Determine the number of lines containing the word "series", and state that figure alone.

Records supplied
━━━━

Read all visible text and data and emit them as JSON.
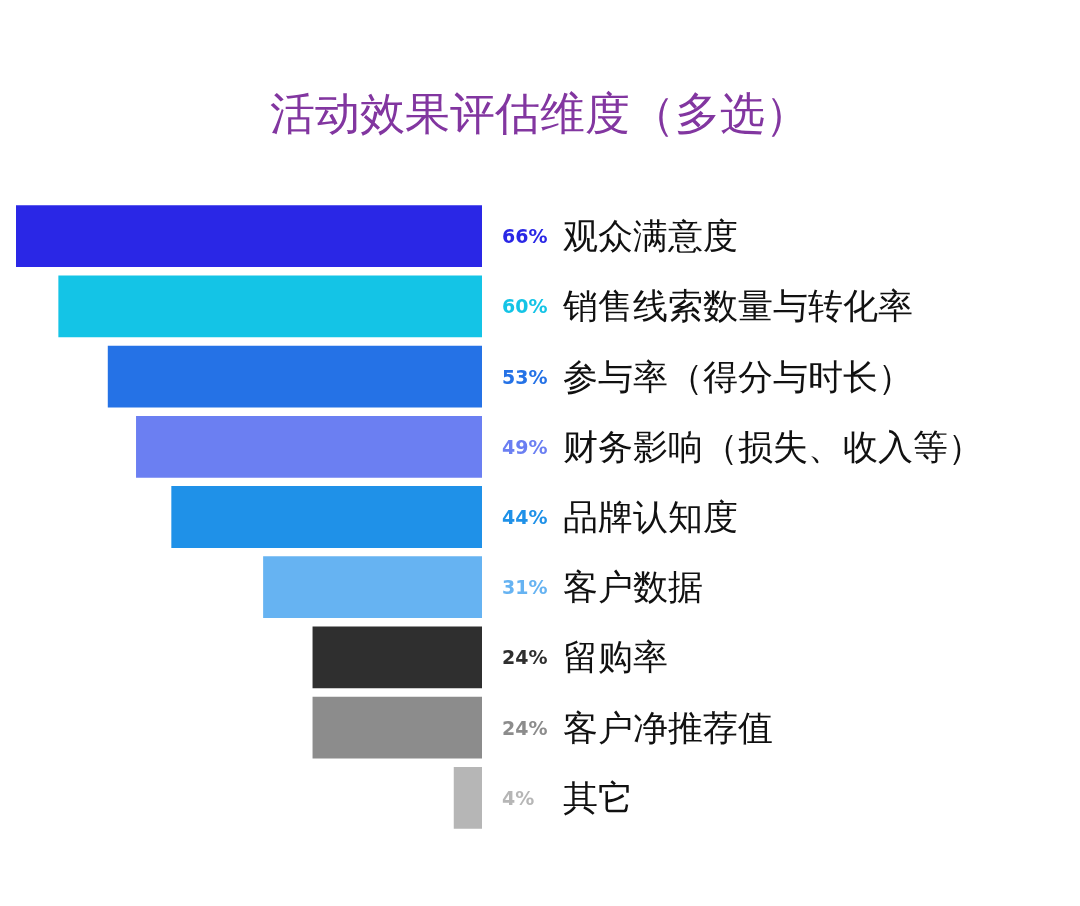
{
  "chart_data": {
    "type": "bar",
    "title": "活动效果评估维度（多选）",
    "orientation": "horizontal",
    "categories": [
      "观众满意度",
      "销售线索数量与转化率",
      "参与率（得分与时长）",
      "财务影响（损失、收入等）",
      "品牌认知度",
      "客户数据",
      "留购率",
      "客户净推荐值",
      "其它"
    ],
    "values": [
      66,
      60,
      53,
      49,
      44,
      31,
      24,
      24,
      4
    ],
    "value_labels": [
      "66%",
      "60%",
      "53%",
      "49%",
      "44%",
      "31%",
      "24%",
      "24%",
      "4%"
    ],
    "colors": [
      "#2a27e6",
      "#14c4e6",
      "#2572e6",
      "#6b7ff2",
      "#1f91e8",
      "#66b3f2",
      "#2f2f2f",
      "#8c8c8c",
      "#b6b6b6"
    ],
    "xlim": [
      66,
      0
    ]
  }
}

━━━━

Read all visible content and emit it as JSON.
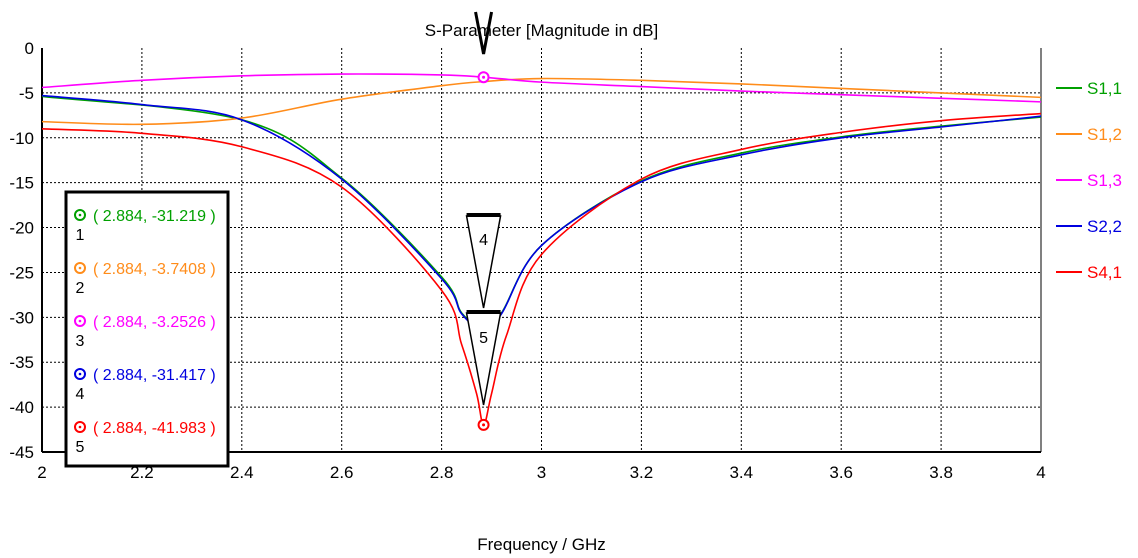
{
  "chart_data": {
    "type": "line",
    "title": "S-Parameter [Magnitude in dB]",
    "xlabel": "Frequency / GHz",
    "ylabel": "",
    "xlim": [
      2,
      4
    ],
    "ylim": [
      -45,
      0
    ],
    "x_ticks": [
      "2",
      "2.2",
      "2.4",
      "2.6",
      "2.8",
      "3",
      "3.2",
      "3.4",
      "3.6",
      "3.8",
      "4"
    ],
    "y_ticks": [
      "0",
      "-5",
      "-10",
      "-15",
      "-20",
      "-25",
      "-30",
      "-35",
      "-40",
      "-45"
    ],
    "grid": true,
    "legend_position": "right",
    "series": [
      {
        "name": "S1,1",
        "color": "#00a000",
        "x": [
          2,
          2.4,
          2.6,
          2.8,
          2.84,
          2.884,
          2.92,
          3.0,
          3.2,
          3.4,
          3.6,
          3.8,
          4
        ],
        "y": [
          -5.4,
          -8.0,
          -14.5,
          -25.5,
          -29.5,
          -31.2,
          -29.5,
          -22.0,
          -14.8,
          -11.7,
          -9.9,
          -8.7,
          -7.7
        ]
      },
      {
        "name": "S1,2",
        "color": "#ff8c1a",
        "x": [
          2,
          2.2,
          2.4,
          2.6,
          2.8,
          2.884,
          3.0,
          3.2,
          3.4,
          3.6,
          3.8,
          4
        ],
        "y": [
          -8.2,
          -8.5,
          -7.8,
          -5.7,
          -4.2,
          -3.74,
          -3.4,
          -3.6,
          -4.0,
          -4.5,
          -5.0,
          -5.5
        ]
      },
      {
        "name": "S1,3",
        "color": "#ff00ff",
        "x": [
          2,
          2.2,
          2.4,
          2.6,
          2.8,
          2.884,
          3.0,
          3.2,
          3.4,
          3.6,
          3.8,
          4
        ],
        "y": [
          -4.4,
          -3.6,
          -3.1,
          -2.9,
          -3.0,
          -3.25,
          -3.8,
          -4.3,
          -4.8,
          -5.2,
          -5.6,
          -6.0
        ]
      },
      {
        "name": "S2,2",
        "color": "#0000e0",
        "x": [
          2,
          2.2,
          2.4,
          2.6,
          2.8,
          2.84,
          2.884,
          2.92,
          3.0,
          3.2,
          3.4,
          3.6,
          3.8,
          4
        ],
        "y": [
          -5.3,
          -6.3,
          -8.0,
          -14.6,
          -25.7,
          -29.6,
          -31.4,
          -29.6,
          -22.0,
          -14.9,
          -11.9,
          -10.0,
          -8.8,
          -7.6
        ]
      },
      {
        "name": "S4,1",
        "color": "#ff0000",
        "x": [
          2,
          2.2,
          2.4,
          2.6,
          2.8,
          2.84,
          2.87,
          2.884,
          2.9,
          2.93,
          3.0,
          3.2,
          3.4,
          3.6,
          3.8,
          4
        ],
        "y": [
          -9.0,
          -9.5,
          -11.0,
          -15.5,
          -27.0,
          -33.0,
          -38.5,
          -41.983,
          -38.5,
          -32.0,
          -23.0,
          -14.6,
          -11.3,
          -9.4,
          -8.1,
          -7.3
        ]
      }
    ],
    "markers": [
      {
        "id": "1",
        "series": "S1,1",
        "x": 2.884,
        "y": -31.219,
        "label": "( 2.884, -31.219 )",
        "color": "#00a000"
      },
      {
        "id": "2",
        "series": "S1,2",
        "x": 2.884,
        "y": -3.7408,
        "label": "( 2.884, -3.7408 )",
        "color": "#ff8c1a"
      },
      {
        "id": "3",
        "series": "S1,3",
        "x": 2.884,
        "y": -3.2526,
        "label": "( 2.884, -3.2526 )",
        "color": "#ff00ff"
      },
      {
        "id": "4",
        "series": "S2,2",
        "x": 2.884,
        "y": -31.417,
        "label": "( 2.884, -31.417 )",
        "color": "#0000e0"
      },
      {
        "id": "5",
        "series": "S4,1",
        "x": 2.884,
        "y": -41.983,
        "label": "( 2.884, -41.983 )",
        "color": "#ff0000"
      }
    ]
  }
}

━━━━

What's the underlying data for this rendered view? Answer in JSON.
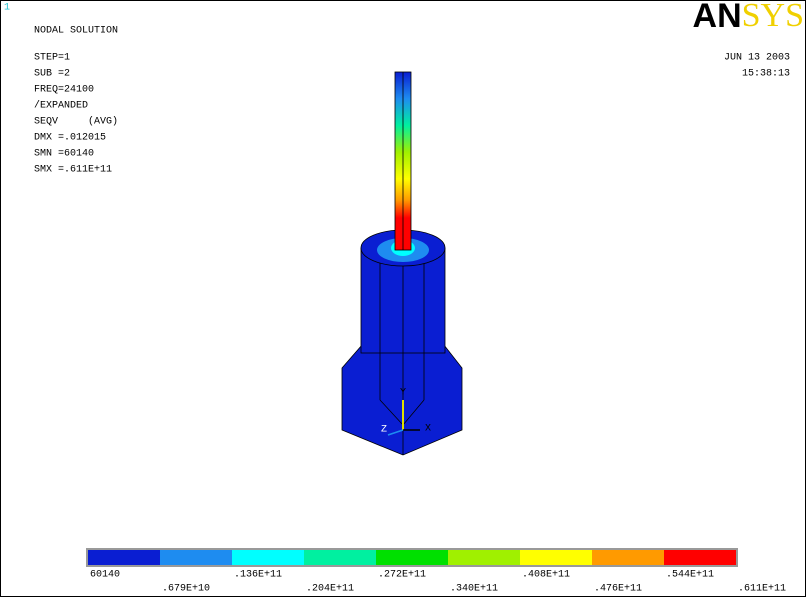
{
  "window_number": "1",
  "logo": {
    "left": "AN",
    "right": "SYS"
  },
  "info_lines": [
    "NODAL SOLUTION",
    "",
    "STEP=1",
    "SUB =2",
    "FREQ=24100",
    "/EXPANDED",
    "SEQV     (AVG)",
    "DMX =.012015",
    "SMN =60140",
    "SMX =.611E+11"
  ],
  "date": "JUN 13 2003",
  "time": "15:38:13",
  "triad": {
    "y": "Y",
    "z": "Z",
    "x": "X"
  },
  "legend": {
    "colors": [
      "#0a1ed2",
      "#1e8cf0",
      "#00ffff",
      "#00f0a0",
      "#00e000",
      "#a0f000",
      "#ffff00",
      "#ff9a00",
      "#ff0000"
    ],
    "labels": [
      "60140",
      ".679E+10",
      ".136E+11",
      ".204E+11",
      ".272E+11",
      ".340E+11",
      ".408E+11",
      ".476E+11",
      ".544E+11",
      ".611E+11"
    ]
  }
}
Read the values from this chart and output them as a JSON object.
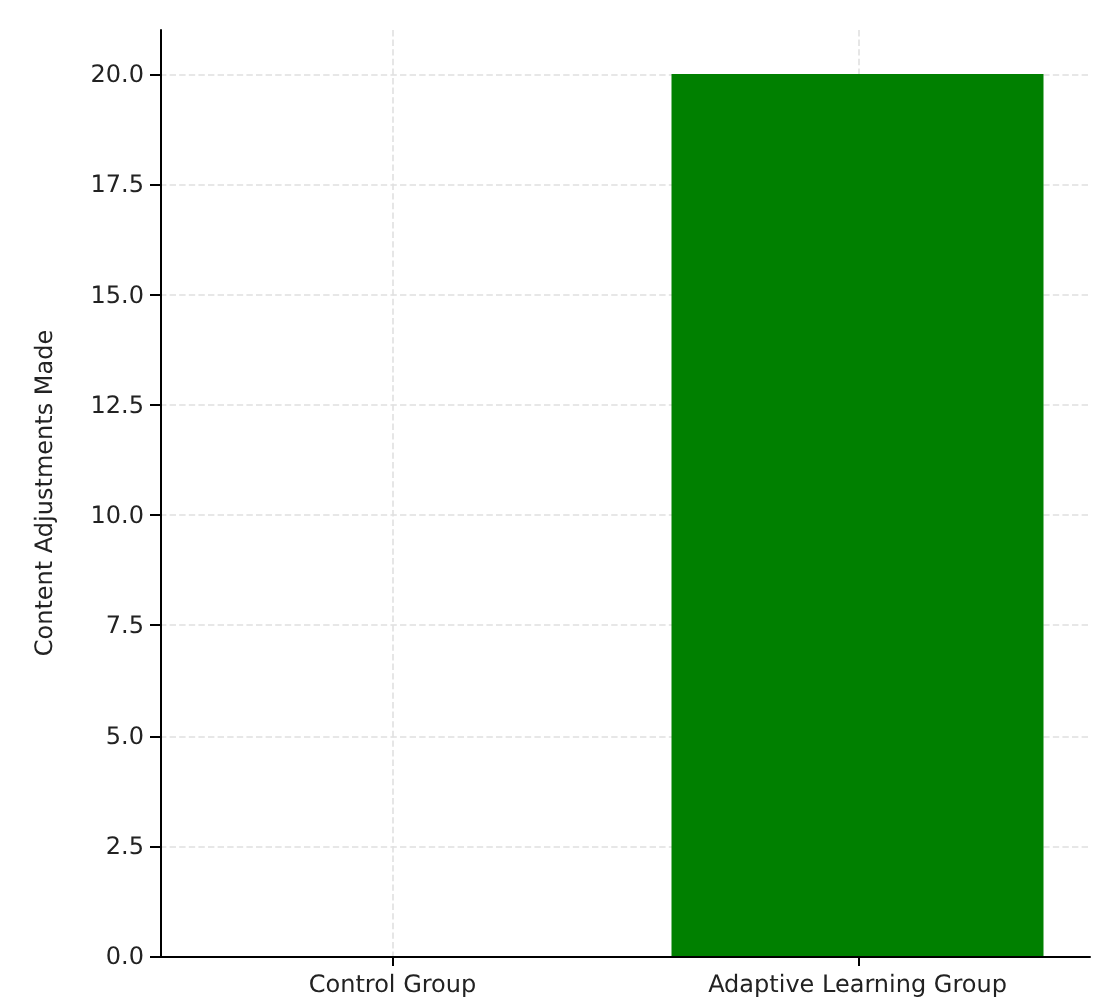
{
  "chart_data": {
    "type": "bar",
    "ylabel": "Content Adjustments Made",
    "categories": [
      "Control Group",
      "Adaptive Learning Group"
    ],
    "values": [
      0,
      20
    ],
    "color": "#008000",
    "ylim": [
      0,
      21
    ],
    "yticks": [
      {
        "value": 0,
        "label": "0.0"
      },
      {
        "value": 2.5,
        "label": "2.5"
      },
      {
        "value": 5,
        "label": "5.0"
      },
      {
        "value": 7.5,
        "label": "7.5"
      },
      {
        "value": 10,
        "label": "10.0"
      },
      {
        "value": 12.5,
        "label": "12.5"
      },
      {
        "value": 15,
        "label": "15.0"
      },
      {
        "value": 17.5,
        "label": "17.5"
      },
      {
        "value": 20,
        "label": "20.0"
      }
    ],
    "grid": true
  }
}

━━━━

Output for this task
6